• [Figure collection entries]:
• • •

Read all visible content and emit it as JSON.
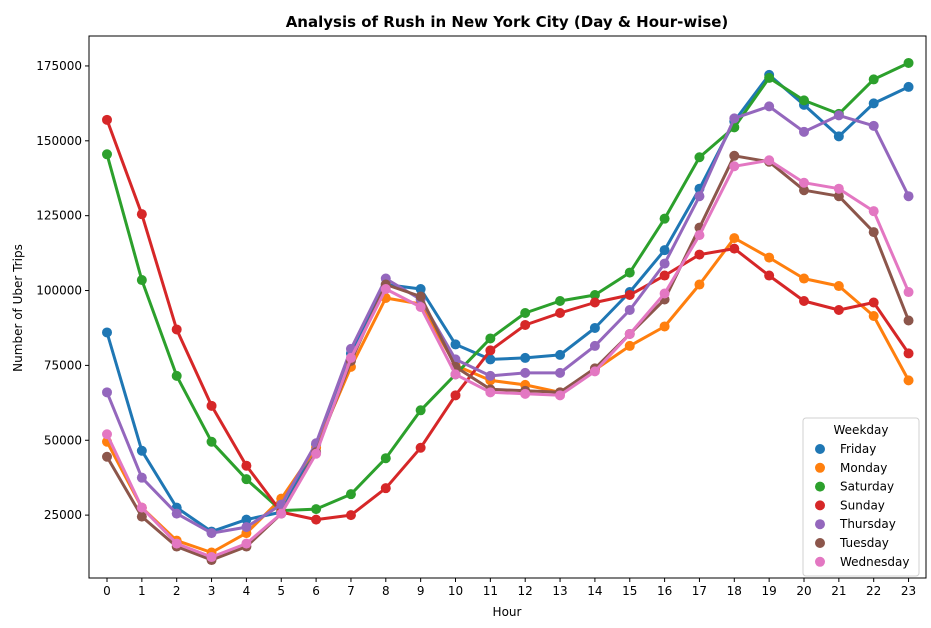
{
  "chart_data": {
    "type": "line",
    "title": "Analysis of Rush in New York City (Day & Hour-wise)",
    "xlabel": "Hour",
    "ylabel": "Number of Uber Trips",
    "x": [
      0,
      1,
      2,
      3,
      4,
      5,
      6,
      7,
      8,
      9,
      10,
      11,
      12,
      13,
      14,
      15,
      16,
      17,
      18,
      19,
      20,
      21,
      22,
      23
    ],
    "y_ticks": [
      25000,
      50000,
      75000,
      100000,
      125000,
      150000,
      175000
    ],
    "ylim": [
      4000,
      185000
    ],
    "grid": false,
    "legend": {
      "title": "Weekday",
      "placement": "lower-right"
    },
    "series": [
      {
        "name": "Friday",
        "color": "#1f77b4",
        "values": [
          86000,
          46500,
          27500,
          19500,
          23500,
          26000,
          48500,
          79000,
          102000,
          100500,
          82000,
          77000,
          77500,
          78500,
          87500,
          99500,
          113500,
          134000,
          156500,
          172000,
          162000,
          151500,
          162500,
          168000
        ]
      },
      {
        "name": "Monday",
        "color": "#ff7f0e",
        "values": [
          49500,
          27500,
          16500,
          12500,
          19000,
          30500,
          47500,
          74500,
          97500,
          95500,
          75000,
          70000,
          68500,
          66000,
          73500,
          81500,
          88000,
          102000,
          117500,
          111000,
          104000,
          101500,
          91500,
          70000
        ]
      },
      {
        "name": "Saturday",
        "color": "#2ca02c",
        "values": [
          145500,
          103500,
          71500,
          49500,
          37000,
          26500,
          27000,
          32000,
          44000,
          60000,
          72000,
          84000,
          92500,
          96500,
          98500,
          106000,
          124000,
          144500,
          154500,
          171000,
          163500,
          159000,
          170500,
          176000
        ]
      },
      {
        "name": "Sunday",
        "color": "#d62728",
        "values": [
          157000,
          125500,
          87000,
          61500,
          41500,
          26000,
          23500,
          25000,
          34000,
          47500,
          65000,
          80000,
          88500,
          92500,
          96000,
          98500,
          105000,
          112000,
          114000,
          105000,
          96500,
          93500,
          96000,
          79000
        ]
      },
      {
        "name": "Thursday",
        "color": "#9467bd",
        "values": [
          66000,
          37500,
          25500,
          19000,
          21000,
          28500,
          49000,
          80500,
          104000,
          97000,
          77000,
          71500,
          72500,
          72500,
          81500,
          93500,
          109000,
          131500,
          157500,
          161500,
          153000,
          158500,
          155000,
          131500
        ]
      },
      {
        "name": "Tuesday",
        "color": "#8c564b",
        "values": [
          44500,
          24500,
          14500,
          10000,
          14500,
          25500,
          46000,
          76500,
          102000,
          98000,
          74500,
          67000,
          66500,
          66000,
          74000,
          85500,
          97000,
          121000,
          145000,
          143000,
          133500,
          131500,
          119500,
          90000
        ]
      },
      {
        "name": "Wednesday",
        "color": "#e377c2",
        "values": [
          52000,
          27500,
          15500,
          11000,
          15500,
          25500,
          45500,
          77500,
          100500,
          94500,
          72000,
          66000,
          65500,
          65000,
          73000,
          85500,
          99000,
          118500,
          141500,
          143500,
          136000,
          134000,
          126500,
          99500
        ]
      }
    ]
  }
}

• • •

• [TASK PROMPT]: All records above are to be printed exactly, minus the pictures they contain.

• [CORRECT OUTPUT]:
Read all visible content and emit it as JSON.
{
  "chart_data": {
    "type": "line",
    "title": "Analysis of Rush in New York City (Day & Hour-wise)",
    "xlabel": "Hour",
    "ylabel": "Number of Uber Trips",
    "x": [
      0,
      1,
      2,
      3,
      4,
      5,
      6,
      7,
      8,
      9,
      10,
      11,
      12,
      13,
      14,
      15,
      16,
      17,
      18,
      19,
      20,
      21,
      22,
      23
    ],
    "y_ticks": [
      25000,
      50000,
      75000,
      100000,
      125000,
      150000,
      175000
    ],
    "ylim": [
      4000,
      185000
    ],
    "grid": false,
    "legend": {
      "title": "Weekday",
      "placement": "lower-right"
    },
    "series": [
      {
        "name": "Friday",
        "color": "#1f77b4",
        "values": [
          86000,
          46500,
          27500,
          19500,
          23500,
          26000,
          48500,
          79000,
          102000,
          100500,
          82000,
          77000,
          77500,
          78500,
          87500,
          99500,
          113500,
          134000,
          156500,
          172000,
          162000,
          151500,
          162500,
          168000
        ]
      },
      {
        "name": "Monday",
        "color": "#ff7f0e",
        "values": [
          49500,
          27500,
          16500,
          12500,
          19000,
          30500,
          47500,
          74500,
          97500,
          95500,
          75000,
          70000,
          68500,
          66000,
          73500,
          81500,
          88000,
          102000,
          117500,
          111000,
          104000,
          101500,
          91500,
          70000
        ]
      },
      {
        "name": "Saturday",
        "color": "#2ca02c",
        "values": [
          145500,
          103500,
          71500,
          49500,
          37000,
          26500,
          27000,
          32000,
          44000,
          60000,
          72000,
          84000,
          92500,
          96500,
          98500,
          106000,
          124000,
          144500,
          154500,
          171000,
          163500,
          159000,
          170500,
          176000
        ]
      },
      {
        "name": "Sunday",
        "color": "#d62728",
        "values": [
          157000,
          125500,
          87000,
          61500,
          41500,
          26000,
          23500,
          25000,
          34000,
          47500,
          65000,
          80000,
          88500,
          92500,
          96000,
          98500,
          105000,
          112000,
          114000,
          105000,
          96500,
          93500,
          96000,
          79000
        ]
      },
      {
        "name": "Thursday",
        "color": "#9467bd",
        "values": [
          66000,
          37500,
          25500,
          19000,
          21000,
          28500,
          49000,
          80500,
          104000,
          97000,
          77000,
          71500,
          72500,
          72500,
          81500,
          93500,
          109000,
          131500,
          157500,
          161500,
          153000,
          158500,
          155000,
          131500
        ]
      },
      {
        "name": "Tuesday",
        "color": "#8c564b",
        "values": [
          44500,
          24500,
          14500,
          10000,
          14500,
          25500,
          46000,
          76500,
          102000,
          98000,
          74500,
          67000,
          66500,
          66000,
          74000,
          85500,
          97000,
          121000,
          145000,
          143000,
          133500,
          131500,
          119500,
          90000
        ]
      },
      {
        "name": "Wednesday",
        "color": "#e377c2",
        "values": [
          52000,
          27500,
          15500,
          11000,
          15500,
          25500,
          45500,
          77500,
          100500,
          94500,
          72000,
          66000,
          65500,
          65000,
          73000,
          85500,
          99000,
          118500,
          141500,
          143500,
          136000,
          134000,
          126500,
          99500
        ]
      }
    ]
  }
}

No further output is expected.